*** Input rows

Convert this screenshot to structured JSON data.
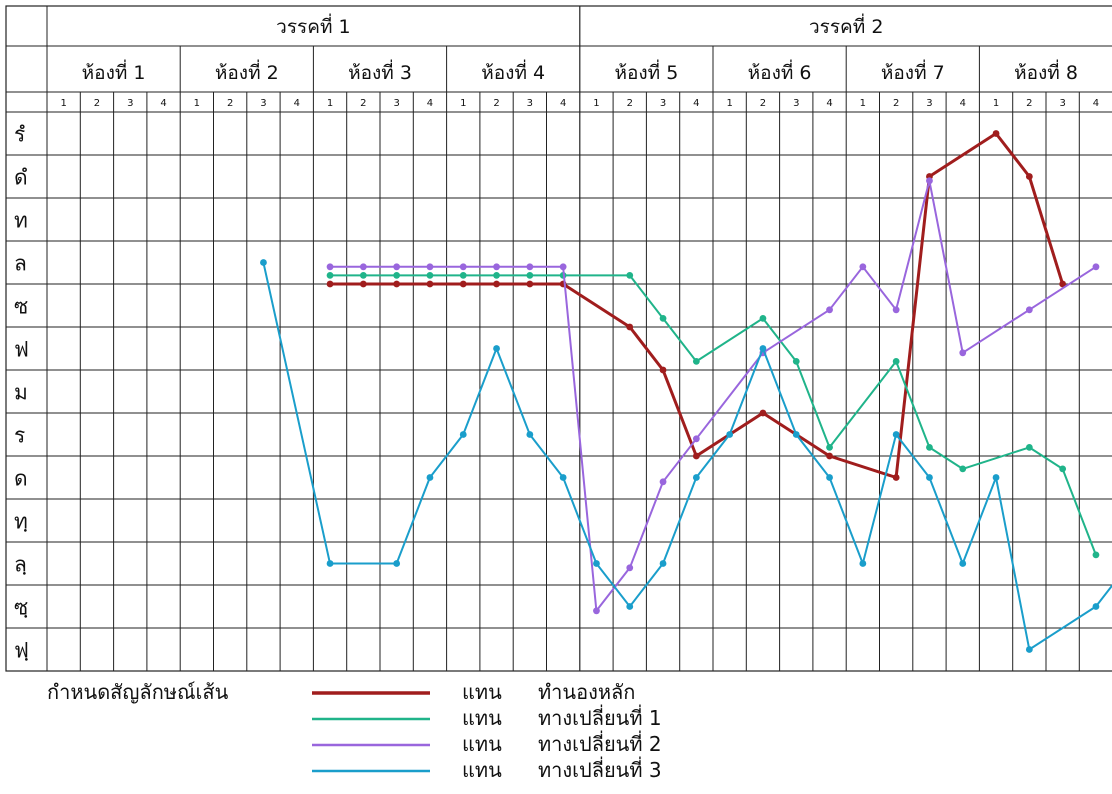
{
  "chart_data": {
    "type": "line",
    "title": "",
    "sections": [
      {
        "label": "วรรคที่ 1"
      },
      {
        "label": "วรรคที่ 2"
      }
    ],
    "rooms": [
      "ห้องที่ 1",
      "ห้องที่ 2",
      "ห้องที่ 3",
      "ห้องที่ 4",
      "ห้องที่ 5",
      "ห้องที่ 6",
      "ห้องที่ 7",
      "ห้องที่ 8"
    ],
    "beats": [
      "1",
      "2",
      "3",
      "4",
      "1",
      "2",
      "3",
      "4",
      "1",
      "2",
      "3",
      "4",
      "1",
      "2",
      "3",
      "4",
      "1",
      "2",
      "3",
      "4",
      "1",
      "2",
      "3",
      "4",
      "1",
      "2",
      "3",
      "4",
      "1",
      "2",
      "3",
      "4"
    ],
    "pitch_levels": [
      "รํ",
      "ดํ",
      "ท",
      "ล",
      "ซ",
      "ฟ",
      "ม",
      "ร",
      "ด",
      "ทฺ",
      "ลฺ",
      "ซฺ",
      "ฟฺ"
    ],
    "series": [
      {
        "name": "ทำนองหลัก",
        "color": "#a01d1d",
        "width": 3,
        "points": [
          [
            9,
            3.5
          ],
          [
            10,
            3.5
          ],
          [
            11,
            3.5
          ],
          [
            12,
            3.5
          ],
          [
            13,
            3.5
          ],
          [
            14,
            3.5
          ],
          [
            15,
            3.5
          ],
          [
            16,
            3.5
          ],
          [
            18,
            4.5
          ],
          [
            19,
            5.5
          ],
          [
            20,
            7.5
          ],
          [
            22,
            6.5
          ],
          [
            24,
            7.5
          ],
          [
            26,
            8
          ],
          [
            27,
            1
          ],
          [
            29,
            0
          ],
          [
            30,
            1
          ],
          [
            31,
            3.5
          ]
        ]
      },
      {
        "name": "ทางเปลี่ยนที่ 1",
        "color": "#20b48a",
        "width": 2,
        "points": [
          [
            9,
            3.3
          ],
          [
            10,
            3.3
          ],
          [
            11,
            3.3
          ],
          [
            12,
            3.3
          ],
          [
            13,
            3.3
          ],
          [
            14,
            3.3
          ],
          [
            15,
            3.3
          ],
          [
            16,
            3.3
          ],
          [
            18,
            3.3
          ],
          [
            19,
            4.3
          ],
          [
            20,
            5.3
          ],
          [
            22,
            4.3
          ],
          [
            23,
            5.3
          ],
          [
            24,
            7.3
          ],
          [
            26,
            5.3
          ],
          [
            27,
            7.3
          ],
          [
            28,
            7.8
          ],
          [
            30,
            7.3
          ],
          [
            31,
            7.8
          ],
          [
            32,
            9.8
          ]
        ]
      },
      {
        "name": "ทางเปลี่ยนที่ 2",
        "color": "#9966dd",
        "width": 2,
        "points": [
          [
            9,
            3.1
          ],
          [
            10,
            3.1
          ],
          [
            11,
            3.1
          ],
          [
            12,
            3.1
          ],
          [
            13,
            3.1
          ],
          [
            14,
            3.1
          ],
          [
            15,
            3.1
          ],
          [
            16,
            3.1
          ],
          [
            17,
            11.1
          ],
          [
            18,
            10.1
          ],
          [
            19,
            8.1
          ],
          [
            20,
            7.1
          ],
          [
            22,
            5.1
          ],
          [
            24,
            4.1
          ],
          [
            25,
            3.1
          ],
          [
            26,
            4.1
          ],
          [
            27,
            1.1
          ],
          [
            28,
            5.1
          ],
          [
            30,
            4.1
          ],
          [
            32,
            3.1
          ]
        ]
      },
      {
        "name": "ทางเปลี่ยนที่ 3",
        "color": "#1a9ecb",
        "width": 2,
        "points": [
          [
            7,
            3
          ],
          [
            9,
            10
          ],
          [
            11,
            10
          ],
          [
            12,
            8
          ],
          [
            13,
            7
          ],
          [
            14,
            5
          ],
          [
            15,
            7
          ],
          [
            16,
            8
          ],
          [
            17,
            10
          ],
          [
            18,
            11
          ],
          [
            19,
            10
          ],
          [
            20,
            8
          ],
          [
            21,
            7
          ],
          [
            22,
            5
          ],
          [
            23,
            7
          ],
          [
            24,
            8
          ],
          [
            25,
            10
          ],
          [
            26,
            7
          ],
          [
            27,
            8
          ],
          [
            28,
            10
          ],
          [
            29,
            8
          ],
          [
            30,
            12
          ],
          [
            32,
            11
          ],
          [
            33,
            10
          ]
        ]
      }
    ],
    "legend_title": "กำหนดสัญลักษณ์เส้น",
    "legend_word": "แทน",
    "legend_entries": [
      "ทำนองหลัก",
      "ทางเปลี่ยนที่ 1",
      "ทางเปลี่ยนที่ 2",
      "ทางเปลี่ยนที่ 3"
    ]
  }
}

******

- _Aim of the task_
Copy all the records above exactly, but leave out the pictures.

- _Task response_
Convert this screenshot to structured JSON data.
{
  "chart_data": {
    "type": "line",
    "title": "",
    "sections": [
      {
        "label": "วรรคที่ 1"
      },
      {
        "label": "วรรคที่ 2"
      }
    ],
    "rooms": [
      "ห้องที่ 1",
      "ห้องที่ 2",
      "ห้องที่ 3",
      "ห้องที่ 4",
      "ห้องที่ 5",
      "ห้องที่ 6",
      "ห้องที่ 7",
      "ห้องที่ 8"
    ],
    "beats": [
      "1",
      "2",
      "3",
      "4",
      "1",
      "2",
      "3",
      "4",
      "1",
      "2",
      "3",
      "4",
      "1",
      "2",
      "3",
      "4",
      "1",
      "2",
      "3",
      "4",
      "1",
      "2",
      "3",
      "4",
      "1",
      "2",
      "3",
      "4",
      "1",
      "2",
      "3",
      "4"
    ],
    "pitch_levels": [
      "รํ",
      "ดํ",
      "ท",
      "ล",
      "ซ",
      "ฟ",
      "ม",
      "ร",
      "ด",
      "ทฺ",
      "ลฺ",
      "ซฺ",
      "ฟฺ"
    ],
    "series": [
      {
        "name": "ทำนองหลัก",
        "color": "#a01d1d",
        "width": 3,
        "points": [
          [
            9,
            3.5
          ],
          [
            10,
            3.5
          ],
          [
            11,
            3.5
          ],
          [
            12,
            3.5
          ],
          [
            13,
            3.5
          ],
          [
            14,
            3.5
          ],
          [
            15,
            3.5
          ],
          [
            16,
            3.5
          ],
          [
            18,
            4.5
          ],
          [
            19,
            5.5
          ],
          [
            20,
            7.5
          ],
          [
            22,
            6.5
          ],
          [
            24,
            7.5
          ],
          [
            26,
            8
          ],
          [
            27,
            1
          ],
          [
            29,
            0
          ],
          [
            30,
            1
          ],
          [
            31,
            3.5
          ]
        ]
      },
      {
        "name": "ทางเปลี่ยนที่ 1",
        "color": "#20b48a",
        "width": 2,
        "points": [
          [
            9,
            3.3
          ],
          [
            10,
            3.3
          ],
          [
            11,
            3.3
          ],
          [
            12,
            3.3
          ],
          [
            13,
            3.3
          ],
          [
            14,
            3.3
          ],
          [
            15,
            3.3
          ],
          [
            16,
            3.3
          ],
          [
            18,
            3.3
          ],
          [
            19,
            4.3
          ],
          [
            20,
            5.3
          ],
          [
            22,
            4.3
          ],
          [
            23,
            5.3
          ],
          [
            24,
            7.3
          ],
          [
            26,
            5.3
          ],
          [
            27,
            7.3
          ],
          [
            28,
            7.8
          ],
          [
            30,
            7.3
          ],
          [
            31,
            7.8
          ],
          [
            32,
            9.8
          ]
        ]
      },
      {
        "name": "ทางเปลี่ยนที่ 2",
        "color": "#9966dd",
        "width": 2,
        "points": [
          [
            9,
            3.1
          ],
          [
            10,
            3.1
          ],
          [
            11,
            3.1
          ],
          [
            12,
            3.1
          ],
          [
            13,
            3.1
          ],
          [
            14,
            3.1
          ],
          [
            15,
            3.1
          ],
          [
            16,
            3.1
          ],
          [
            17,
            11.1
          ],
          [
            18,
            10.1
          ],
          [
            19,
            8.1
          ],
          [
            20,
            7.1
          ],
          [
            22,
            5.1
          ],
          [
            24,
            4.1
          ],
          [
            25,
            3.1
          ],
          [
            26,
            4.1
          ],
          [
            27,
            1.1
          ],
          [
            28,
            5.1
          ],
          [
            30,
            4.1
          ],
          [
            32,
            3.1
          ]
        ]
      },
      {
        "name": "ทางเปลี่ยนที่ 3",
        "color": "#1a9ecb",
        "width": 2,
        "points": [
          [
            7,
            3
          ],
          [
            9,
            10
          ],
          [
            11,
            10
          ],
          [
            12,
            8
          ],
          [
            13,
            7
          ],
          [
            14,
            5
          ],
          [
            15,
            7
          ],
          [
            16,
            8
          ],
          [
            17,
            10
          ],
          [
            18,
            11
          ],
          [
            19,
            10
          ],
          [
            20,
            8
          ],
          [
            21,
            7
          ],
          [
            22,
            5
          ],
          [
            23,
            7
          ],
          [
            24,
            8
          ],
          [
            25,
            10
          ],
          [
            26,
            7
          ],
          [
            27,
            8
          ],
          [
            28,
            10
          ],
          [
            29,
            8
          ],
          [
            30,
            12
          ],
          [
            32,
            11
          ],
          [
            33,
            10
          ]
        ]
      }
    ],
    "legend_title": "กำหนดสัญลักษณ์เส้น",
    "legend_word": "แทน",
    "legend_entries": [
      "ทำนองหลัก",
      "ทางเปลี่ยนที่ 1",
      "ทางเปลี่ยนที่ 2",
      "ทางเปลี่ยนที่ 3"
    ]
  }
}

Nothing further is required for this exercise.